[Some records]
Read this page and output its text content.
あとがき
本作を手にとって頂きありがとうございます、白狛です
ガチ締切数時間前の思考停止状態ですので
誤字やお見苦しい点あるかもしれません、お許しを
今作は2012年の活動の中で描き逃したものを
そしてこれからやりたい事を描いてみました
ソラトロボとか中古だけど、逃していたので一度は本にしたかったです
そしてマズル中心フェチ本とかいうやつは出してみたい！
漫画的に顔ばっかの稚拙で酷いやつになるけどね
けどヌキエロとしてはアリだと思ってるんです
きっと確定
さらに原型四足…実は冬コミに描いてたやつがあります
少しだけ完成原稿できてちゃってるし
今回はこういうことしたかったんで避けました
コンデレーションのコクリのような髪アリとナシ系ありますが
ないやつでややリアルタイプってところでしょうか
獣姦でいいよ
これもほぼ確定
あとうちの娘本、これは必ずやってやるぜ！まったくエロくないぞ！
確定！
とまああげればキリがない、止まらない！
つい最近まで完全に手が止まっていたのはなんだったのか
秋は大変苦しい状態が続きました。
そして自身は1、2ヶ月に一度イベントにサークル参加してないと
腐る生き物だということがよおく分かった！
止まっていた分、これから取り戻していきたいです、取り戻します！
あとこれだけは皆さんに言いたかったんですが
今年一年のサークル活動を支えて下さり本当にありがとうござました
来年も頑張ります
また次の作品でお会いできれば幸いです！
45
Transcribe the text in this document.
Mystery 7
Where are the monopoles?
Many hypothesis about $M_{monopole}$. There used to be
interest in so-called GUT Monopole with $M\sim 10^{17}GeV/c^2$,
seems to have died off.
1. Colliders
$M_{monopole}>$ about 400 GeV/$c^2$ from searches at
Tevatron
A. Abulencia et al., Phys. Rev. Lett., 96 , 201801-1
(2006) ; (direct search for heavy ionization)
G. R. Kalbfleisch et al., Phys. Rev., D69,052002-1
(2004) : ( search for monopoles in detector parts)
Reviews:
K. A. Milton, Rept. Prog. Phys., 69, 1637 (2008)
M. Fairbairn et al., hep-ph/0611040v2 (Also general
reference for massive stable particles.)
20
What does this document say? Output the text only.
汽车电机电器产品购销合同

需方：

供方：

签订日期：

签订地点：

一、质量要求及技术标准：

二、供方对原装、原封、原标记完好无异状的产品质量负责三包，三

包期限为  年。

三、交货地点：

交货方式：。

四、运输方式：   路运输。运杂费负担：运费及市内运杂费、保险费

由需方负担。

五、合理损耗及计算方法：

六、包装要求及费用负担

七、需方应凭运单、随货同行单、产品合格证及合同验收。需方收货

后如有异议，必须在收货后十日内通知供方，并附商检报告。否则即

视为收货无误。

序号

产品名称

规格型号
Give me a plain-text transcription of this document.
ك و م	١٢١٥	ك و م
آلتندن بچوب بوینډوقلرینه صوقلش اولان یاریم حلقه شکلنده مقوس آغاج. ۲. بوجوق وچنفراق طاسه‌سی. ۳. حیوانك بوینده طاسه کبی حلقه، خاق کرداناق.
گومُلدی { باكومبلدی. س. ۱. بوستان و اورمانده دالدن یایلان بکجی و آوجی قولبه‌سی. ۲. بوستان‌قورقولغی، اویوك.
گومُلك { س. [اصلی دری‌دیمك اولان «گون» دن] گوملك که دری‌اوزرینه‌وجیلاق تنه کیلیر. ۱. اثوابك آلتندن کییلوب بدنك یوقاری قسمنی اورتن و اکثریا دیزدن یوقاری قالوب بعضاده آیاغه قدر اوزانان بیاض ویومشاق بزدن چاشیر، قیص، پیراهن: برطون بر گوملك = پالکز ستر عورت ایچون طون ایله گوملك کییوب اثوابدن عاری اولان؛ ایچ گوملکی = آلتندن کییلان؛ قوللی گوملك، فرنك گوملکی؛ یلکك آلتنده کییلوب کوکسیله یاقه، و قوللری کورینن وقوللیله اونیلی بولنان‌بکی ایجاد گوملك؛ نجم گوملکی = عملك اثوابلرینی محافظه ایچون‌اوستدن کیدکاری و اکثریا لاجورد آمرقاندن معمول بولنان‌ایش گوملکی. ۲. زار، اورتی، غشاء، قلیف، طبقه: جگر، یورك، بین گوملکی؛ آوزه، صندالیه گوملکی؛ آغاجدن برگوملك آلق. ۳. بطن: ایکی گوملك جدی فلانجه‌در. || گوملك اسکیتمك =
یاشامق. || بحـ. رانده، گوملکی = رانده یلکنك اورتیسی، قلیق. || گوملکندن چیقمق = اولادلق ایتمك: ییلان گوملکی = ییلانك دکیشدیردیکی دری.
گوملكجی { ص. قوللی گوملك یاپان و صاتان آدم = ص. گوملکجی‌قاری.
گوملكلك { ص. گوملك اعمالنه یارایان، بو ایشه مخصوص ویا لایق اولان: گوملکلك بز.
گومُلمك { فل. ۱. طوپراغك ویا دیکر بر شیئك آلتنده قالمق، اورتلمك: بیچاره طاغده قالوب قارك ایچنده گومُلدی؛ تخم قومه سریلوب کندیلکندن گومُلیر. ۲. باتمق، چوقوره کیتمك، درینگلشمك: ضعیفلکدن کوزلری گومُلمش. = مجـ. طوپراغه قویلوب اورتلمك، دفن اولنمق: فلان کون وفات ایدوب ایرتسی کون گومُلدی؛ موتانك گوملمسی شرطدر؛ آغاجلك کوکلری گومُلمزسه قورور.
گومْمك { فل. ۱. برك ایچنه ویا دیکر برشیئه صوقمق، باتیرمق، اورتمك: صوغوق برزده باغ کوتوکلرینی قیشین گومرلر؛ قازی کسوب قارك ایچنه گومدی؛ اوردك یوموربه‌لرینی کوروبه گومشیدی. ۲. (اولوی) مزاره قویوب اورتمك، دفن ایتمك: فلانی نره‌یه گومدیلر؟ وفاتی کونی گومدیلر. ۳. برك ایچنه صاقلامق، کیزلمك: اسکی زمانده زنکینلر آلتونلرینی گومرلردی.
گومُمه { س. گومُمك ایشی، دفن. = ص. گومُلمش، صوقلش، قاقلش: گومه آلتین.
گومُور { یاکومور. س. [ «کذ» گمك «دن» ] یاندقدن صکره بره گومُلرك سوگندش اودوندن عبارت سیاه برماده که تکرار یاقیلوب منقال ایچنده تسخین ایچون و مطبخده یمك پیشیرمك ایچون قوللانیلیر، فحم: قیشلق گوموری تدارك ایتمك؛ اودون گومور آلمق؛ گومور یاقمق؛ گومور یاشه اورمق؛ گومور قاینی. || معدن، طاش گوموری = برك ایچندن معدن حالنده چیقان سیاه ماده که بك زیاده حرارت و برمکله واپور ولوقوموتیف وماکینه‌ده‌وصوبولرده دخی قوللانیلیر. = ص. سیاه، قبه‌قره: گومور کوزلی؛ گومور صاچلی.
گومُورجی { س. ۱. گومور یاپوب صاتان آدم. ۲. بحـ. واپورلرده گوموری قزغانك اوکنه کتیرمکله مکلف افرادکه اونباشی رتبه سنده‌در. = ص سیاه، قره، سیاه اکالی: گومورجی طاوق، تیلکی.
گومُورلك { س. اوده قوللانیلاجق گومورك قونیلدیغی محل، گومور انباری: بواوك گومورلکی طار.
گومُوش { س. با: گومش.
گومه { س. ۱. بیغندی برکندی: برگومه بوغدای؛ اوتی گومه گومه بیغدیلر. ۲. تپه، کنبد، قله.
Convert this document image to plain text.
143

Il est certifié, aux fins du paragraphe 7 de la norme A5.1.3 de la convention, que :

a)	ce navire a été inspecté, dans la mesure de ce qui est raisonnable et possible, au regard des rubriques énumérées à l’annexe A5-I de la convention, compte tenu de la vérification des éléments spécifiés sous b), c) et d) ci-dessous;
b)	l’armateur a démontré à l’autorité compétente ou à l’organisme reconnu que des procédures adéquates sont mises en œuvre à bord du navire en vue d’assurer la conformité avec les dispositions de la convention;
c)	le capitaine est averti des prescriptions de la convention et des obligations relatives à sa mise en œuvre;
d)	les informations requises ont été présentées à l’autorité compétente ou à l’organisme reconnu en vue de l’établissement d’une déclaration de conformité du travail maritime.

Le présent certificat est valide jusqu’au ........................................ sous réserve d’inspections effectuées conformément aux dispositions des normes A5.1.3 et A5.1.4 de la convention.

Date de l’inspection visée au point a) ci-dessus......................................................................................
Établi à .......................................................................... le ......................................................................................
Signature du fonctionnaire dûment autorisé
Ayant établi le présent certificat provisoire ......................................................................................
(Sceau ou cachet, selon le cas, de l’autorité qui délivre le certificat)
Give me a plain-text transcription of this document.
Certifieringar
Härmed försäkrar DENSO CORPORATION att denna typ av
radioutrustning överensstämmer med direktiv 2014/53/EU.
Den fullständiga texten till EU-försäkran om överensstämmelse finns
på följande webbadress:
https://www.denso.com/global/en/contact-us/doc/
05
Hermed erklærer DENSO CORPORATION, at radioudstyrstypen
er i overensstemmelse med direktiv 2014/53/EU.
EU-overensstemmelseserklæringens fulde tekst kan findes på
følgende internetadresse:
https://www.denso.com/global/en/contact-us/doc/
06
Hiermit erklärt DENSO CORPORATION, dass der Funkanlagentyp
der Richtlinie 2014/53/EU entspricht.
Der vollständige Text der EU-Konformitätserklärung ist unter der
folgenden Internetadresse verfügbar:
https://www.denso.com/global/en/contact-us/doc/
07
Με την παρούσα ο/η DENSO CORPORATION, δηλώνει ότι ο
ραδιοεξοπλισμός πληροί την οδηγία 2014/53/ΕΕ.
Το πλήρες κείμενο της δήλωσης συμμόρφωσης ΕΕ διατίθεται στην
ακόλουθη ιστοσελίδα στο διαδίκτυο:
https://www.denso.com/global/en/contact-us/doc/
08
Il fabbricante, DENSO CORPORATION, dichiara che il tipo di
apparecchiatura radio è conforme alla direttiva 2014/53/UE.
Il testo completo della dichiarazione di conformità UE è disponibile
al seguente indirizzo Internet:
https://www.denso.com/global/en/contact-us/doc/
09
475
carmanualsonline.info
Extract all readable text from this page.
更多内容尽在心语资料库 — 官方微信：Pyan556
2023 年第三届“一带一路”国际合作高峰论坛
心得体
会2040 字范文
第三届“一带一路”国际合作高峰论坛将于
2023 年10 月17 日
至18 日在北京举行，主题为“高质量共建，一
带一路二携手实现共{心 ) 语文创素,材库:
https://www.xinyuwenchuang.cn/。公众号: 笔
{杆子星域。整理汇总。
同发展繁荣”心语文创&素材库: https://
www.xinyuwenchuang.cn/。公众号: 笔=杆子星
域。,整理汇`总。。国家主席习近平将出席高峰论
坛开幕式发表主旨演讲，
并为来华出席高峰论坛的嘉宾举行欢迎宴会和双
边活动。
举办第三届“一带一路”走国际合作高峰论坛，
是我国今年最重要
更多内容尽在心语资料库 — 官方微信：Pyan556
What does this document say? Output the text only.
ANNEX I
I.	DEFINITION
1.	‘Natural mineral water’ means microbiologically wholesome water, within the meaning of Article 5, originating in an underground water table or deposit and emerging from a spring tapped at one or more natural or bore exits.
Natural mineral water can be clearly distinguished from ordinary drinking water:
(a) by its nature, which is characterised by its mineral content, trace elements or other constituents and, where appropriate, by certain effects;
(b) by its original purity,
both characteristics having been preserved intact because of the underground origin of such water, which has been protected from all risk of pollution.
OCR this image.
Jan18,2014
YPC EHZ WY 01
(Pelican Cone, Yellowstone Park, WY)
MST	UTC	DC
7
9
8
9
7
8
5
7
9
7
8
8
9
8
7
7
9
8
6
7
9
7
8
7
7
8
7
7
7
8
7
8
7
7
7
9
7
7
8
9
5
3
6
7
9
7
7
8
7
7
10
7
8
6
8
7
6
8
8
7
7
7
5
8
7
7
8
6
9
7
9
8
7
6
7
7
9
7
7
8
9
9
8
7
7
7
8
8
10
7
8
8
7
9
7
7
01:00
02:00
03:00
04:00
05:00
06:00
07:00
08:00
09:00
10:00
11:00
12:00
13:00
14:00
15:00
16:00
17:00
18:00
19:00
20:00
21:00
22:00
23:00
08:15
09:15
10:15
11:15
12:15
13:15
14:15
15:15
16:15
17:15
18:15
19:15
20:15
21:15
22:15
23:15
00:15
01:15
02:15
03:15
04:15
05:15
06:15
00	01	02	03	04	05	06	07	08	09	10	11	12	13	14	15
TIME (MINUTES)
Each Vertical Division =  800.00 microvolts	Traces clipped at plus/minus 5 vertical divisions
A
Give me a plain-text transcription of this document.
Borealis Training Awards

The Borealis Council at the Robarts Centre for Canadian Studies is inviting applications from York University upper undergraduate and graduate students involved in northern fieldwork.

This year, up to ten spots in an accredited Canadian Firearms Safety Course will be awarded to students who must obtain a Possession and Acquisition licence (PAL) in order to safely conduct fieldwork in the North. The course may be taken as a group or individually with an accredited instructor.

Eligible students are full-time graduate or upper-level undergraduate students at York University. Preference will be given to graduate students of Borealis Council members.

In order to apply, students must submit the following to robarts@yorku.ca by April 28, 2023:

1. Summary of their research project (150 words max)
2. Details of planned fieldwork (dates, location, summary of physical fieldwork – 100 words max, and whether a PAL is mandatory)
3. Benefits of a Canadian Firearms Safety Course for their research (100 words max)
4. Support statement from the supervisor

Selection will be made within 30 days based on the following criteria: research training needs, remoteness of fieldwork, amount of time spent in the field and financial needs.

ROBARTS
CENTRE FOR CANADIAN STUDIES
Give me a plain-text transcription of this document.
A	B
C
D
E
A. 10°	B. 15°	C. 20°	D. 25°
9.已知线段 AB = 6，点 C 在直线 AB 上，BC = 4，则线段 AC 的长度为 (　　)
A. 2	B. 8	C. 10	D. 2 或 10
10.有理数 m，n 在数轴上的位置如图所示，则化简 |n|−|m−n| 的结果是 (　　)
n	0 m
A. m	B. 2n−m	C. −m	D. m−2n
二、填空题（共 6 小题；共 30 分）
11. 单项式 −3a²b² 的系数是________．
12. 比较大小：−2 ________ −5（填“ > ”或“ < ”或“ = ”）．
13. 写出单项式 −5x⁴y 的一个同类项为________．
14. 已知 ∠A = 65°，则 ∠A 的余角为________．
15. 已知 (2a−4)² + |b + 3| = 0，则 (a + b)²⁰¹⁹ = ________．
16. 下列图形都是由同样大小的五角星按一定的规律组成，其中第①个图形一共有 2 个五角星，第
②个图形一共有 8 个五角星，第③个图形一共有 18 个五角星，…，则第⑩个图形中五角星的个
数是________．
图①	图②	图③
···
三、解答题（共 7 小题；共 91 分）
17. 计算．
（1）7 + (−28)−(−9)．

Exercise => Return all lines with the word "about" in them.

Response to this task =>
Many hypothesis about $M_{monopole}$. There used to be
$M_{monopole}>$ about 400 GeV/$c^2$ from searches at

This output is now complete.